** Short exercise **
Exclude any images and output the remaining records exactly.
= = = = = = =
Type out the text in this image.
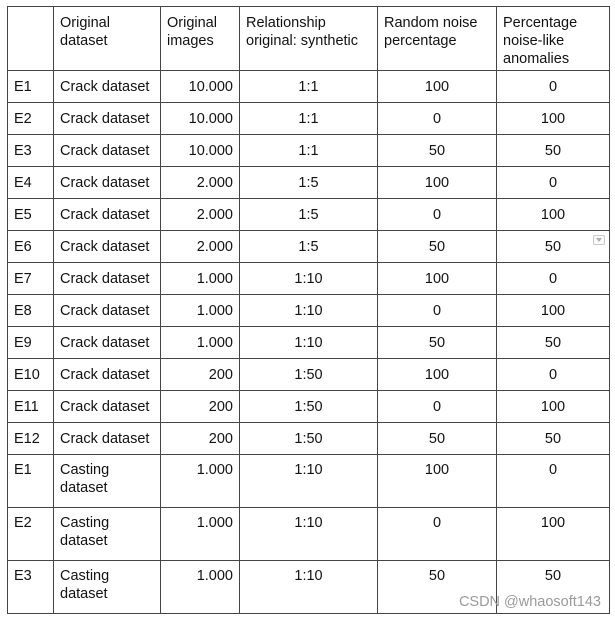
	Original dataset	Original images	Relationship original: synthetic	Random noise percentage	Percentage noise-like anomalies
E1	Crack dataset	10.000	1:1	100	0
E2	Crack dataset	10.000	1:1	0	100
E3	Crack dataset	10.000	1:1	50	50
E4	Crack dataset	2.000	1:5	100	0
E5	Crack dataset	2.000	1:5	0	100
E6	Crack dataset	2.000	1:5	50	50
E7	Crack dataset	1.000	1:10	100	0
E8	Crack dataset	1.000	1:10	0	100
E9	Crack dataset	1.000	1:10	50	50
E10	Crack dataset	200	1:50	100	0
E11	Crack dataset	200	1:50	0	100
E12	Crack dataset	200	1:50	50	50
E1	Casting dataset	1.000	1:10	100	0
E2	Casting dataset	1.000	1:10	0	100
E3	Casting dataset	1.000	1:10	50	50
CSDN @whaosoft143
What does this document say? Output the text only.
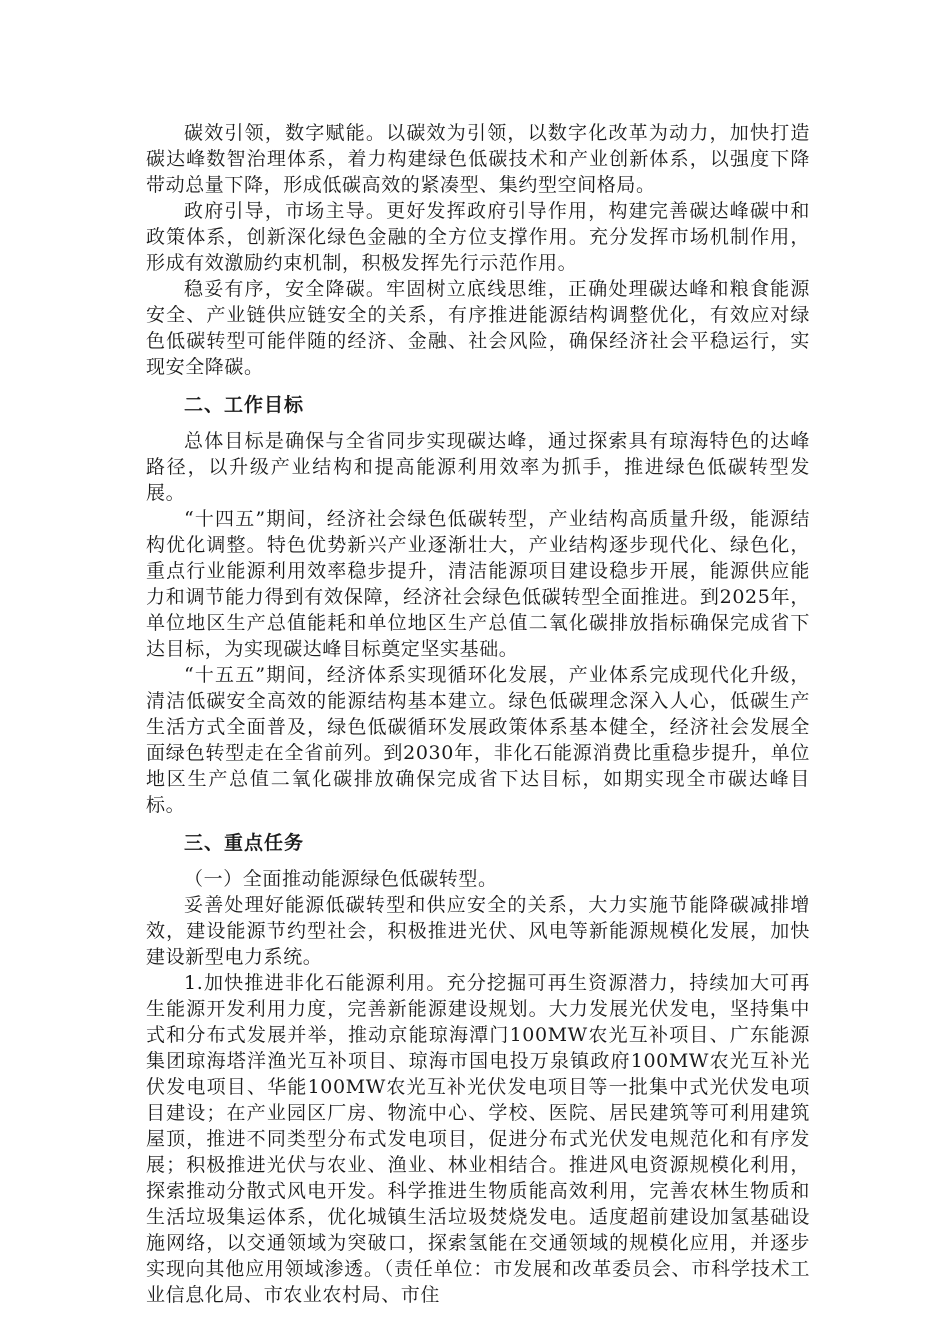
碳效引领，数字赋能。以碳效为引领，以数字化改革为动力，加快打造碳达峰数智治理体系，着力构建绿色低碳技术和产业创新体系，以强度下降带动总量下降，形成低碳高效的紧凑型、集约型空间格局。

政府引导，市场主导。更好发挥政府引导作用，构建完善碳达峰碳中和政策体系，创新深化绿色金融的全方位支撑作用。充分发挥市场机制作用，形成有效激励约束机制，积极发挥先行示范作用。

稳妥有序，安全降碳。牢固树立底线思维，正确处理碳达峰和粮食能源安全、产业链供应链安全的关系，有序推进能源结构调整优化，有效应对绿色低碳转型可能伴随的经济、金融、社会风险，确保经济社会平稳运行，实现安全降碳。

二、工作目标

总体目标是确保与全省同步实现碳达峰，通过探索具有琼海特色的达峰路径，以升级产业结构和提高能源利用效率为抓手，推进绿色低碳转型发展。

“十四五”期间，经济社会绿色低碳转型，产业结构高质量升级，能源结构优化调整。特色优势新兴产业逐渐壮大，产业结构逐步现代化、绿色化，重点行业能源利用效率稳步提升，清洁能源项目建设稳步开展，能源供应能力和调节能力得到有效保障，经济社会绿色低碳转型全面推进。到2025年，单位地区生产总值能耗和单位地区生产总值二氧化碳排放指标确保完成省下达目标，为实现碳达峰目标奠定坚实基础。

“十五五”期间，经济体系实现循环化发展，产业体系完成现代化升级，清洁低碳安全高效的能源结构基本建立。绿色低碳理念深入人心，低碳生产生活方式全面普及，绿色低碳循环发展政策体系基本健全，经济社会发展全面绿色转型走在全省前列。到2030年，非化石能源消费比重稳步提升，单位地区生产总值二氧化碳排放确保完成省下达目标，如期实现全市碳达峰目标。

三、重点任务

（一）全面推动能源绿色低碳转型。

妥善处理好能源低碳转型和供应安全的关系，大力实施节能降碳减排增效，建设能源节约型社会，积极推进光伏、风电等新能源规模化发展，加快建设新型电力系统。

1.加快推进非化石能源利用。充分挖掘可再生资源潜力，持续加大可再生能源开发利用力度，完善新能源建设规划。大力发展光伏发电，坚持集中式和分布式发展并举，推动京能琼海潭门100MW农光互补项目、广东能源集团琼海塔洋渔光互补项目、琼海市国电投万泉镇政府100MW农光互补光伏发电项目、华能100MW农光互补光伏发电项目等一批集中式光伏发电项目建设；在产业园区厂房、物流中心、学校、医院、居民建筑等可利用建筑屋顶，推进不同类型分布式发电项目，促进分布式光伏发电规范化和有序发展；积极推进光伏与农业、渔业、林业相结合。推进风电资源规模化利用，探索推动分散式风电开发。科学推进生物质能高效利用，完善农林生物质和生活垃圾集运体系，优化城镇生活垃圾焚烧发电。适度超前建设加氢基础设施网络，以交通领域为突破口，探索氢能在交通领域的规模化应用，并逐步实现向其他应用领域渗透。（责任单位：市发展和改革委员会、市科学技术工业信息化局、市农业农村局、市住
= = = = = = =
** Exercise output **
Type out the text in this image.
	Original dataset	Original images	Relationship original: synthetic	Random noise percentage	Percentage noise-like anomalies
E1	Crack dataset	10.000	1:1	100	0
E2	Crack dataset	10.000	1:1	0	100
E3	Crack dataset	10.000	1:1	50	50
E4	Crack dataset	2.000	1:5	100	0
E5	Crack dataset	2.000	1:5	0	100
E6	Crack dataset	2.000	1:5	50	50
E7	Crack dataset	1.000	1:10	100	0
E8	Crack dataset	1.000	1:10	0	100
E9	Crack dataset	1.000	1:10	50	50
E10	Crack dataset	200	1:50	100	0
E11	Crack dataset	200	1:50	0	100
E12	Crack dataset	200	1:50	50	50
E1	Casting dataset	1.000	1:10	100	0
E2	Casting dataset	1.000	1:10	0	100
E3	Casting dataset	1.000	1:10	50	50
CSDN @whaosoft143
What does this document say? Output the text only.
碳效引领，数字赋能。以碳效为引领，以数字化改革为动力，加快打造碳达峰数智治理体系，着力构建绿色低碳技术和产业创新体系，以强度下降带动总量下降，形成低碳高效的紧凑型、集约型空间格局。

政府引导，市场主导。更好发挥政府引导作用，构建完善碳达峰碳中和政策体系，创新深化绿色金融的全方位支撑作用。充分发挥市场机制作用，形成有效激励约束机制，积极发挥先行示范作用。

稳妥有序，安全降碳。牢固树立底线思维，正确处理碳达峰和粮食能源安全、产业链供应链安全的关系，有序推进能源结构调整优化，有效应对绿色低碳转型可能伴随的经济、金融、社会风险，确保经济社会平稳运行，实现安全降碳。

二、工作目标

总体目标是确保与全省同步实现碳达峰，通过探索具有琼海特色的达峰路径，以升级产业结构和提高能源利用效率为抓手，推进绿色低碳转型发展。

“十四五”期间，经济社会绿色低碳转型，产业结构高质量升级，能源结构优化调整。特色优势新兴产业逐渐壮大，产业结构逐步现代化、绿色化，重点行业能源利用效率稳步提升，清洁能源项目建设稳步开展，能源供应能力和调节能力得到有效保障，经济社会绿色低碳转型全面推进。到2025年，单位地区生产总值能耗和单位地区生产总值二氧化碳排放指标确保完成省下达目标，为实现碳达峰目标奠定坚实基础。

“十五五”期间，经济体系实现循环化发展，产业体系完成现代化升级，清洁低碳安全高效的能源结构基本建立。绿色低碳理念深入人心，低碳生产生活方式全面普及，绿色低碳循环发展政策体系基本健全，经济社会发展全面绿色转型走在全省前列。到2030年，非化石能源消费比重稳步提升，单位地区生产总值二氧化碳排放确保完成省下达目标，如期实现全市碳达峰目标。

三、重点任务

（一）全面推动能源绿色低碳转型。

妥善处理好能源低碳转型和供应安全的关系，大力实施节能降碳减排增效，建设能源节约型社会，积极推进光伏、风电等新能源规模化发展，加快建设新型电力系统。

1.加快推进非化石能源利用。充分挖掘可再生资源潜力，持续加大可再生能源开发利用力度，完善新能源建设规划。大力发展光伏发电，坚持集中式和分布式发展并举，推动京能琼海潭门100MW农光互补项目、广东能源集团琼海塔洋渔光互补项目、琼海市国电投万泉镇政府100MW农光互补光伏发电项目、华能100MW农光互补光伏发电项目等一批集中式光伏发电项目建设；在产业园区厂房、物流中心、学校、医院、居民建筑等可利用建筑屋顶，推进不同类型分布式发电项目，促进分布式光伏发电规范化和有序发展；积极推进光伏与农业、渔业、林业相结合。推进风电资源规模化利用，探索推动分散式风电开发。科学推进生物质能高效利用，完善农林生物质和生活垃圾集运体系，优化城镇生活垃圾焚烧发电。适度超前建设加氢基础设施网络，以交通领域为突破口，探索氢能在交通领域的规模化应用，并逐步实现向其他应用领域渗透。（责任单位：市发展和改革委员会、市科学技术工业信息化局、市农业农村局、市住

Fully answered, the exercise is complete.